══ Data provided ══

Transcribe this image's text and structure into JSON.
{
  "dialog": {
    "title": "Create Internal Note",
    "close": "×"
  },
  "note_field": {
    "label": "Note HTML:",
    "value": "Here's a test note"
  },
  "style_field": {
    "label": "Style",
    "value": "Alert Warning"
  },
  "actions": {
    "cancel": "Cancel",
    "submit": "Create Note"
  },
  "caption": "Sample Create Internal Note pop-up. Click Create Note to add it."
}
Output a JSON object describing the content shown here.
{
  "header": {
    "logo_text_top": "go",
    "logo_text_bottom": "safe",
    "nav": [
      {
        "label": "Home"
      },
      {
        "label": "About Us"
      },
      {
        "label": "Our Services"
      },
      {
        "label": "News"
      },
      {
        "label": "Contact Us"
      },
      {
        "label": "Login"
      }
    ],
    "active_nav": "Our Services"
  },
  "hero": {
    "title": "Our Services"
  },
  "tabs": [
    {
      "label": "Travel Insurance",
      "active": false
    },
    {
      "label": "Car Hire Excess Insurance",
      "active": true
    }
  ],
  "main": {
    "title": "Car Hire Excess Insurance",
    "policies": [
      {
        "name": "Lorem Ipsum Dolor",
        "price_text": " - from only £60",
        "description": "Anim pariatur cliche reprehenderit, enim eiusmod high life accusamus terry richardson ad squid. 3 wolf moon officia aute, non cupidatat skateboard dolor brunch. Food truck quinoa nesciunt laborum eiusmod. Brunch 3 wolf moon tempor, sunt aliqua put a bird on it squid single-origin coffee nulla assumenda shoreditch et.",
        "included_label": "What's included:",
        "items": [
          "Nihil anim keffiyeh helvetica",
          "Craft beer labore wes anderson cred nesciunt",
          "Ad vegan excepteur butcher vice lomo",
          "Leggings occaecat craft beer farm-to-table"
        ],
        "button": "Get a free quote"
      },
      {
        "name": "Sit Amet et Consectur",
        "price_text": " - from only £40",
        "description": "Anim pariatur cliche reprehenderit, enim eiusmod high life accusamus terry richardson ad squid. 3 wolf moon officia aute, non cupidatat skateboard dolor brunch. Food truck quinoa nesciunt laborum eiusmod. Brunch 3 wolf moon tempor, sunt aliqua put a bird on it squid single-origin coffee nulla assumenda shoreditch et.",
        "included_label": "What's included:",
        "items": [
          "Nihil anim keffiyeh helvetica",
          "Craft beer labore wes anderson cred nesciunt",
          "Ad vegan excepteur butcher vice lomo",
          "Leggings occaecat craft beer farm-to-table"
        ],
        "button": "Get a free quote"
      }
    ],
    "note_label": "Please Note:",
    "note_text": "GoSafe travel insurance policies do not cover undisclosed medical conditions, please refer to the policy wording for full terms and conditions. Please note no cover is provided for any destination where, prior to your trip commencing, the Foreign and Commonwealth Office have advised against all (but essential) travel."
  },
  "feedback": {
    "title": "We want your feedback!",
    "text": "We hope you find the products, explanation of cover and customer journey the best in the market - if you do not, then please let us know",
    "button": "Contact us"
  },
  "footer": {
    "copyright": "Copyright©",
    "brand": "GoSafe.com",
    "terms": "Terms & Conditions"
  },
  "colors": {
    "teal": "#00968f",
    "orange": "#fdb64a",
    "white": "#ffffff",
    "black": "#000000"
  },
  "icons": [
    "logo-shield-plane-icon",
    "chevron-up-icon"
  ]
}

═══

» Goal:
Restate each of the entries above verbatim.

» Complete output:
Transcribe this image's text and structure into JSON.
{
  "dialog": {
    "title": "Create Internal Note",
    "close": "×"
  },
  "note_field": {
    "label": "Note HTML:",
    "value": "Here's a test note"
  },
  "style_field": {
    "label": "Style",
    "value": "Alert Warning"
  },
  "actions": {
    "cancel": "Cancel",
    "submit": "Create Note"
  },
  "caption": "Sample Create Internal Note pop-up. Click Create Note to add it."
}
Output a JSON object describing the content shown here.
{
  "header": {
    "logo_text_top": "go",
    "logo_text_bottom": "safe",
    "nav": [
      {
        "label": "Home"
      },
      {
        "label": "About Us"
      },
      {
        "label": "Our Services"
      },
      {
        "label": "News"
      },
      {
        "label": "Contact Us"
      },
      {
        "label": "Login"
      }
    ],
    "active_nav": "Our Services"
  },
  "hero": {
    "title": "Our Services"
  },
  "tabs": [
    {
      "label": "Travel Insurance",
      "active": false
    },
    {
      "label": "Car Hire Excess Insurance",
      "active": true
    }
  ],
  "main": {
    "title": "Car Hire Excess Insurance",
    "policies": [
      {
        "name": "Lorem Ipsum Dolor",
        "price_text": " - from only £60",
        "description": "Anim pariatur cliche reprehenderit, enim eiusmod high life accusamus terry richardson ad squid. 3 wolf moon officia aute, non cupidatat skateboard dolor brunch. Food truck quinoa nesciunt laborum eiusmod. Brunch 3 wolf moon tempor, sunt aliqua put a bird on it squid single-origin coffee nulla assumenda shoreditch et.",
        "included_label": "What's included:",
        "items": [
          "Nihil anim keffiyeh helvetica",
          "Craft beer labore wes anderson cred nesciunt",
          "Ad vegan excepteur butcher vice lomo",
          "Leggings occaecat craft beer farm-to-table"
        ],
        "button": "Get a free quote"
      },
      {
        "name": "Sit Amet et Consectur",
        "price_text": " - from only £40",
        "description": "Anim pariatur cliche reprehenderit, enim eiusmod high life accusamus terry richardson ad squid. 3 wolf moon officia aute, non cupidatat skateboard dolor brunch. Food truck quinoa nesciunt laborum eiusmod. Brunch 3 wolf moon tempor, sunt aliqua put a bird on it squid single-origin coffee nulla assumenda shoreditch et.",
        "included_label": "What's included:",
        "items": [
          "Nihil anim keffiyeh helvetica",
          "Craft beer labore wes anderson cred nesciunt",
          "Ad vegan excepteur butcher vice lomo",
          "Leggings occaecat craft beer farm-to-table"
        ],
        "button": "Get a free quote"
      }
    ],
    "note_label": "Please Note:",
    "note_text": "GoSafe travel insurance policies do not cover undisclosed medical conditions, please refer to the policy wording for full terms and conditions. Please note no cover is provided for any destination where, prior to your trip commencing, the Foreign and Commonwealth Office have advised against all (but essential) travel."
  },
  "feedback": {
    "title": "We want your feedback!",
    "text": "We hope you find the products, explanation of cover and customer journey the best in the market - if you do not, then please let us know",
    "button": "Contact us"
  },
  "footer": {
    "copyright": "Copyright©",
    "brand": "GoSafe.com",
    "terms": "Terms & Conditions"
  },
  "colors": {
    "teal": "#00968f",
    "orange": "#fdb64a",
    "white": "#ffffff",
    "black": "#000000"
  },
  "icons": [
    "logo-shield-plane-icon",
    "chevron-up-icon"
  ]
}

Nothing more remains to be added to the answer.